━━ Provided records ━━

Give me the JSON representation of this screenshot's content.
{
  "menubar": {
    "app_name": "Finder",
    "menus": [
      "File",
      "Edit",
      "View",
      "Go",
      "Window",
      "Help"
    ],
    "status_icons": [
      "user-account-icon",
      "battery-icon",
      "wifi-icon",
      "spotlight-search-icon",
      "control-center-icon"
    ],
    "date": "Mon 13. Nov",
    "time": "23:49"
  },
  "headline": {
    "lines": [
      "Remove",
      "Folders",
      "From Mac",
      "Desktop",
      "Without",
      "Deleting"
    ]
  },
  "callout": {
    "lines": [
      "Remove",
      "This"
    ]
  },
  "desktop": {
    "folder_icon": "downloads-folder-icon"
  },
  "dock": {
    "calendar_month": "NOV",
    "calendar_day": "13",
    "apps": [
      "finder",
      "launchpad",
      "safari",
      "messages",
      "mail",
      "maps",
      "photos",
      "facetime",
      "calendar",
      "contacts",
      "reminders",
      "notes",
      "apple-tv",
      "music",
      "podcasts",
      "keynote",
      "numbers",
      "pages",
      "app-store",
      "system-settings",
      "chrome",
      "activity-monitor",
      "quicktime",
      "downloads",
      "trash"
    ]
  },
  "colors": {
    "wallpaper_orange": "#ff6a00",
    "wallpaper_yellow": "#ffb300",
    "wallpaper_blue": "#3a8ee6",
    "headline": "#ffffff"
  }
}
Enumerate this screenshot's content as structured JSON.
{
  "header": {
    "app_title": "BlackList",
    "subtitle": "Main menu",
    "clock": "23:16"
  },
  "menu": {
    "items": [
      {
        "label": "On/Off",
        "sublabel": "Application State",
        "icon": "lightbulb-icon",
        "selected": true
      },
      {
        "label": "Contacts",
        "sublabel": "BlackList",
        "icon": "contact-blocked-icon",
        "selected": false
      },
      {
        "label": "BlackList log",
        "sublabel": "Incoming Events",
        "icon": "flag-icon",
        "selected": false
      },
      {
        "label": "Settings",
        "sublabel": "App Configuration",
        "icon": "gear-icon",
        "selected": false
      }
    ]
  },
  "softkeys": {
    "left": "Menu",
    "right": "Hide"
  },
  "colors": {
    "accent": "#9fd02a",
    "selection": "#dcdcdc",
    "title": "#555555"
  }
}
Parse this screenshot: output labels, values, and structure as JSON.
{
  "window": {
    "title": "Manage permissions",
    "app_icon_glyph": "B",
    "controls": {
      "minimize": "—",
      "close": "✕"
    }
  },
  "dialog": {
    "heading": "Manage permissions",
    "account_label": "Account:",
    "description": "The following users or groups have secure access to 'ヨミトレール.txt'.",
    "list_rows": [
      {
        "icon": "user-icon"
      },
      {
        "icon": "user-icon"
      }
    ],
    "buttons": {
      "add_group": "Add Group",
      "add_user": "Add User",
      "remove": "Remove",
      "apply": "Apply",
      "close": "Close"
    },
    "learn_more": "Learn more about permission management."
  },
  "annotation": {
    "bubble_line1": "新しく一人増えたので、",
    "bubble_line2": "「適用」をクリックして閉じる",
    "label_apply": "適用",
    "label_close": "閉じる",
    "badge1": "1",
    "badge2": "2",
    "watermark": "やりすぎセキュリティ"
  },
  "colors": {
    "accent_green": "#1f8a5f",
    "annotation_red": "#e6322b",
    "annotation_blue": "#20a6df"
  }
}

━━━

--- To be done ---
Recopy the entries above in their entirety, exactly.

--- Output of the task ---
Give me the JSON representation of this screenshot's content.
{
  "menubar": {
    "app_name": "Finder",
    "menus": [
      "File",
      "Edit",
      "View",
      "Go",
      "Window",
      "Help"
    ],
    "status_icons": [
      "user-account-icon",
      "battery-icon",
      "wifi-icon",
      "spotlight-search-icon",
      "control-center-icon"
    ],
    "date": "Mon 13. Nov",
    "time": "23:49"
  },
  "headline": {
    "lines": [
      "Remove",
      "Folders",
      "From Mac",
      "Desktop",
      "Without",
      "Deleting"
    ]
  },
  "callout": {
    "lines": [
      "Remove",
      "This"
    ]
  },
  "desktop": {
    "folder_icon": "downloads-folder-icon"
  },
  "dock": {
    "calendar_month": "NOV",
    "calendar_day": "13",
    "apps": [
      "finder",
      "launchpad",
      "safari",
      "messages",
      "mail",
      "maps",
      "photos",
      "facetime",
      "calendar",
      "contacts",
      "reminders",
      "notes",
      "apple-tv",
      "music",
      "podcasts",
      "keynote",
      "numbers",
      "pages",
      "app-store",
      "system-settings",
      "chrome",
      "activity-monitor",
      "quicktime",
      "downloads",
      "trash"
    ]
  },
  "colors": {
    "wallpaper_orange": "#ff6a00",
    "wallpaper_yellow": "#ffb300",
    "wallpaper_blue": "#3a8ee6",
    "headline": "#ffffff"
  }
}
Enumerate this screenshot's content as structured JSON.
{
  "header": {
    "app_title": "BlackList",
    "subtitle": "Main menu",
    "clock": "23:16"
  },
  "menu": {
    "items": [
      {
        "label": "On/Off",
        "sublabel": "Application State",
        "icon": "lightbulb-icon",
        "selected": true
      },
      {
        "label": "Contacts",
        "sublabel": "BlackList",
        "icon": "contact-blocked-icon",
        "selected": false
      },
      {
        "label": "BlackList log",
        "sublabel": "Incoming Events",
        "icon": "flag-icon",
        "selected": false
      },
      {
        "label": "Settings",
        "sublabel": "App Configuration",
        "icon": "gear-icon",
        "selected": false
      }
    ]
  },
  "softkeys": {
    "left": "Menu",
    "right": "Hide"
  },
  "colors": {
    "accent": "#9fd02a",
    "selection": "#dcdcdc",
    "title": "#555555"
  }
}
Parse this screenshot: output labels, values, and structure as JSON.
{
  "window": {
    "title": "Manage permissions",
    "app_icon_glyph": "B",
    "controls": {
      "minimize": "—",
      "close": "✕"
    }
  },
  "dialog": {
    "heading": "Manage permissions",
    "account_label": "Account:",
    "description": "The following users or groups have secure access to 'ヨミトレール.txt'.",
    "list_rows": [
      {
        "icon": "user-icon"
      },
      {
        "icon": "user-icon"
      }
    ],
    "buttons": {
      "add_group": "Add Group",
      "add_user": "Add User",
      "remove": "Remove",
      "apply": "Apply",
      "close": "Close"
    },
    "learn_more": "Learn more about permission management."
  },
  "annotation": {
    "bubble_line1": "新しく一人増えたので、",
    "bubble_line2": "「適用」をクリックして閉じる",
    "label_apply": "適用",
    "label_close": "閉じる",
    "badge1": "1",
    "badge2": "2",
    "watermark": "やりすぎセキュリティ"
  },
  "colors": {
    "accent_green": "#1f8a5f",
    "annotation_red": "#e6322b",
    "annotation_blue": "#20a6df"
  }
}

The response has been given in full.